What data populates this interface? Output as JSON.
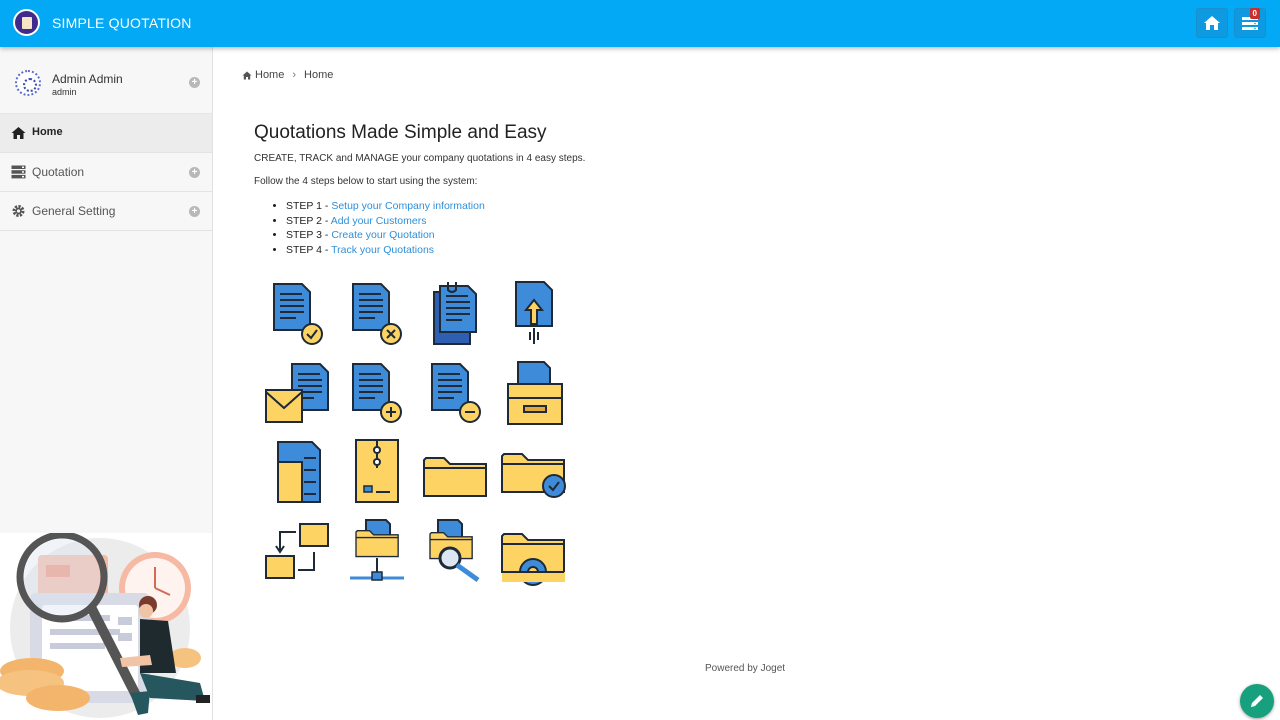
{
  "app": {
    "title": "SIMPLE QUOTATION",
    "task_count": "0"
  },
  "header": {
    "home_icon": "home-icon",
    "tasks_icon": "tasks-icon"
  },
  "user": {
    "name": "Admin Admin",
    "role": "admin"
  },
  "sidebar": {
    "items": [
      {
        "label": "Home",
        "icon": "home-icon"
      },
      {
        "label": "Quotation",
        "icon": "server-icon"
      },
      {
        "label": "General Setting",
        "icon": "gear-icon"
      }
    ]
  },
  "breadcrumb": {
    "first": "Home",
    "second": "Home"
  },
  "main": {
    "title": "Quotations Made Simple and Easy",
    "intro": "CREATE, TRACK and MANAGE your company quotations in 4 easy steps.",
    "follow": "Follow the 4 steps below to start using the system:",
    "steps": [
      {
        "prefix": "STEP 1 - ",
        "link": "Setup your Company information"
      },
      {
        "prefix": "STEP 2 - ",
        "link": "Add your Customers"
      },
      {
        "prefix": "STEP 3 - ",
        "link": "Create your Quotation"
      },
      {
        "prefix": "STEP 4 - ",
        "link": "Track your Quotations"
      }
    ]
  },
  "footer": {
    "text": "Powered by Joget"
  },
  "colors": {
    "topbar": "#03a9f4",
    "doc_blue": "#3d8bd9",
    "folder_yellow": "#fdd363",
    "link": "#2f8fd8",
    "fab": "#16a07e"
  }
}
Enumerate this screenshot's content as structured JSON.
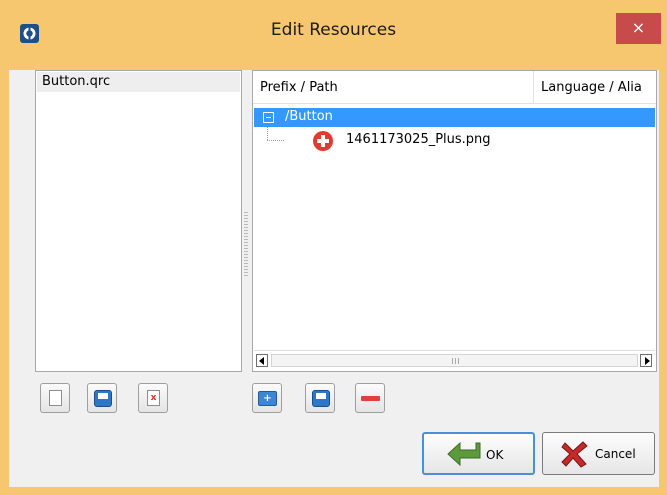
{
  "window": {
    "title": "Edit Resources",
    "close_symbol": "×",
    "title_bar_color": "#f6c76e",
    "close_button_color": "#c74b4b"
  },
  "files": {
    "items": [
      {
        "label": "Button.qrc"
      }
    ],
    "buttons": [
      {
        "icon": "new-file-icon"
      },
      {
        "icon": "save-icon"
      },
      {
        "icon": "remove-file-icon"
      }
    ]
  },
  "resources": {
    "columns": [
      "Prefix / Path",
      "Language / Alia"
    ],
    "prefix": {
      "label": "/Button",
      "selected": true,
      "selection_color": "#3399ff"
    },
    "children": [
      {
        "label": "1461173025_Plus.png",
        "icon": "red-plus-icon"
      }
    ],
    "buttons": [
      {
        "icon": "add-prefix-icon"
      },
      {
        "icon": "save-icon"
      },
      {
        "icon": "remove-icon"
      }
    ]
  },
  "dialog_buttons": {
    "ok_label": "OK",
    "cancel_label": "Cancel"
  }
}
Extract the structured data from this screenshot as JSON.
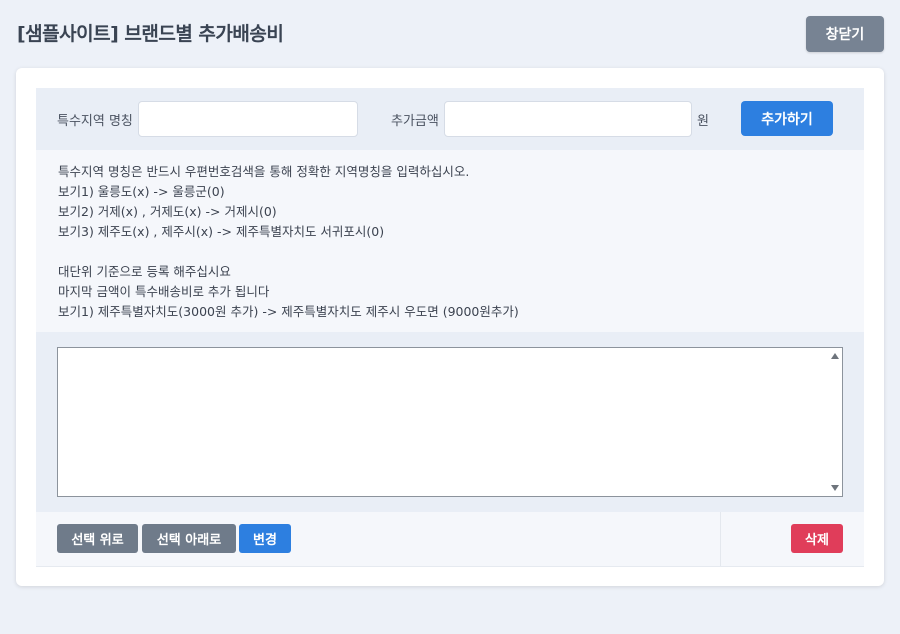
{
  "header": {
    "title": "[샘플사이트] 브랜드별 추가배송비",
    "close_label": "창닫기"
  },
  "form": {
    "region_label": "특수지역 명칭",
    "region_value": "",
    "amount_label": "추가금액",
    "amount_value": "",
    "currency_unit": "원",
    "add_label": "추가하기"
  },
  "help": {
    "lines": [
      "특수지역 명칭은 반드시 우편번호검색을 통해 정확한 지역명칭을 입력하십시오.",
      "보기1) 울릉도(x) -> 울릉군(0)",
      "보기2) 거제(x) , 거제도(x) -> 거제시(0)",
      "보기3) 제주도(x) , 제주시(x) -> 제주특별자치도 서귀포시(0)",
      "",
      "대단위 기준으로 등록 해주십시요",
      "마지막 금액이 특수배송비로 추가 됩니다",
      "보기1) 제주특별자치도(3000원 추가) -> 제주특별자치도 제주시 우도면 (9000원추가)"
    ]
  },
  "list": {
    "items": []
  },
  "actions": {
    "move_up_label": "선택 위로",
    "move_down_label": "선택 아래로",
    "edit_label": "변경",
    "delete_label": "삭제"
  },
  "colors": {
    "primary": "#2d7fe0",
    "secondary": "#6f7b8a",
    "danger": "#e03d5a",
    "background": "#edf1f8"
  }
}
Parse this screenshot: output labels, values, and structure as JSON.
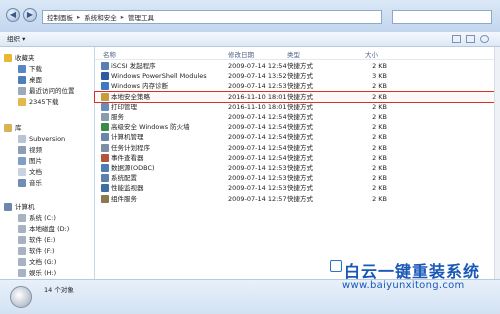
{
  "window": {
    "minimize": "—",
    "maximize": "□",
    "close": "✕"
  },
  "address": {
    "back": "◀",
    "forward": "▶",
    "path": [
      "控制面板",
      "系统和安全",
      "管理工具"
    ],
    "separator": "▸",
    "search_placeholder": ""
  },
  "toolbar": {
    "organize": "组织 ▾"
  },
  "sidebar": {
    "favorites_header": "收藏夹",
    "favorites": [
      "下载",
      "桌面",
      "最近访问的位置",
      "2345下载"
    ],
    "libraries_header": "库",
    "libraries": [
      "Subversion",
      "视频",
      "图片",
      "文档",
      "音乐"
    ],
    "computer_header": "计算机",
    "drives": [
      "系统 (C:)",
      "本地磁盘 (D:)",
      "软件 (E:)",
      "软件 (F:)",
      "文档 (G:)",
      "娱乐 (H:)"
    ]
  },
  "columns": {
    "name": "名称",
    "date": "修改日期",
    "type": "类型",
    "size": "大小"
  },
  "files": [
    {
      "name": "iSCSI 发起程序",
      "date": "2009-07-14 12:54",
      "type": "快捷方式",
      "size": "2 KB",
      "icon": "#5a7fb5"
    },
    {
      "name": "Windows PowerShell Modules",
      "date": "2009-07-14 13:52",
      "type": "快捷方式",
      "size": "3 KB",
      "icon": "#2d5aa0"
    },
    {
      "name": "Windows 内存诊断",
      "date": "2009-07-14 12:53",
      "type": "快捷方式",
      "size": "2 KB",
      "icon": "#3e77c2"
    },
    {
      "name": "本地安全策略",
      "date": "2016-11-10 18:01",
      "type": "快捷方式",
      "size": "2 KB",
      "icon": "#c99b3a"
    },
    {
      "name": "打印管理",
      "date": "2016-11-10 18:01",
      "type": "快捷方式",
      "size": "2 KB",
      "icon": "#6a8cb8"
    },
    {
      "name": "服务",
      "date": "2009-07-14 12:54",
      "type": "快捷方式",
      "size": "2 KB",
      "icon": "#8a9bb0"
    },
    {
      "name": "高级安全 Windows 防火墙",
      "date": "2009-07-14 12:54",
      "type": "快捷方式",
      "size": "2 KB",
      "icon": "#3a8a4a"
    },
    {
      "name": "计算机管理",
      "date": "2009-07-14 12:54",
      "type": "快捷方式",
      "size": "2 KB",
      "icon": "#6b86a8"
    },
    {
      "name": "任务计划程序",
      "date": "2009-07-14 12:54",
      "type": "快捷方式",
      "size": "2 KB",
      "icon": "#7c8fa6"
    },
    {
      "name": "事件查看器",
      "date": "2009-07-14 12:54",
      "type": "快捷方式",
      "size": "2 KB",
      "icon": "#b3543c"
    },
    {
      "name": "数据源(ODBC)",
      "date": "2009-07-14 12:53",
      "type": "快捷方式",
      "size": "2 KB",
      "icon": "#4f7db3"
    },
    {
      "name": "系统配置",
      "date": "2009-07-14 12:53",
      "type": "快捷方式",
      "size": "2 KB",
      "icon": "#5d7fa8"
    },
    {
      "name": "性能监视器",
      "date": "2009-07-14 12:53",
      "type": "快捷方式",
      "size": "2 KB",
      "icon": "#3e6f9e"
    },
    {
      "name": "组件服务",
      "date": "2009-07-14 12:57",
      "type": "快捷方式",
      "size": "2 KB",
      "icon": "#8c7a4e"
    }
  ],
  "status": {
    "count": "14 个对象"
  },
  "watermark": {
    "title": "白云一键重装系统",
    "url": "www.baiyunxitong.com"
  }
}
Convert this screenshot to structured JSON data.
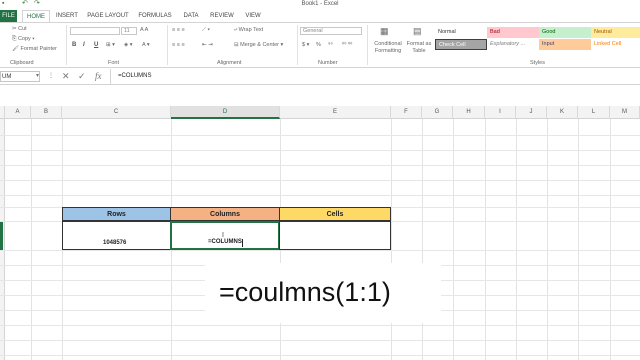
{
  "window": {
    "title": "Book1 - Excel"
  },
  "tabs": [
    {
      "label": "FILE"
    },
    {
      "label": "HOME"
    },
    {
      "label": "INSERT"
    },
    {
      "label": "PAGE LAYOUT"
    },
    {
      "label": "FORMULAS"
    },
    {
      "label": "DATA"
    },
    {
      "label": "REVIEW"
    },
    {
      "label": "VIEW"
    }
  ],
  "ribbon": {
    "clipboard": {
      "cut": "Cut",
      "copy": "Copy",
      "format_painter": "Format Painter",
      "label": "Clipboard"
    },
    "font": {
      "name": "",
      "size": "11",
      "label": "Font",
      "bold": "B",
      "italic": "I",
      "underline": "U"
    },
    "alignment": {
      "wrap": "Wrap Text",
      "merge": "Merge & Center",
      "label": "Alignment"
    },
    "number": {
      "format": "General",
      "label": "Number",
      "dollar": "$",
      "percent": "%"
    },
    "conditional": "Conditional Formatting",
    "format_as_table": "Format as Table",
    "styles": {
      "label": "Styles",
      "normal": "Normal",
      "bad": "Bad",
      "good": "Good",
      "neutral": "Neutral",
      "check_cell": "Check Cell",
      "explanatory": "Explanatory ...",
      "input": "Input",
      "linked_cell": "Linked Cell"
    }
  },
  "formula_bar": {
    "name_box": "UM",
    "formula": "=COLUMNS"
  },
  "columns": [
    "A",
    "B",
    "C",
    "D",
    "E",
    "F",
    "G",
    "H",
    "I",
    "J",
    "K",
    "L",
    "M"
  ],
  "table": {
    "headers": [
      "Rows",
      "Columns",
      "Cells"
    ],
    "values": [
      "1048576",
      "=COLUMNS",
      ""
    ]
  },
  "caption": "=coulmns(1:1)",
  "colors": {
    "rows_header": "#9DC3E6",
    "columns_header": "#F4B183",
    "cells_header": "#FFD966",
    "accent": "#217346"
  }
}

######

Stated exercise
Count the lines in which the string "steps" appears, then report only that figure.

Written response
3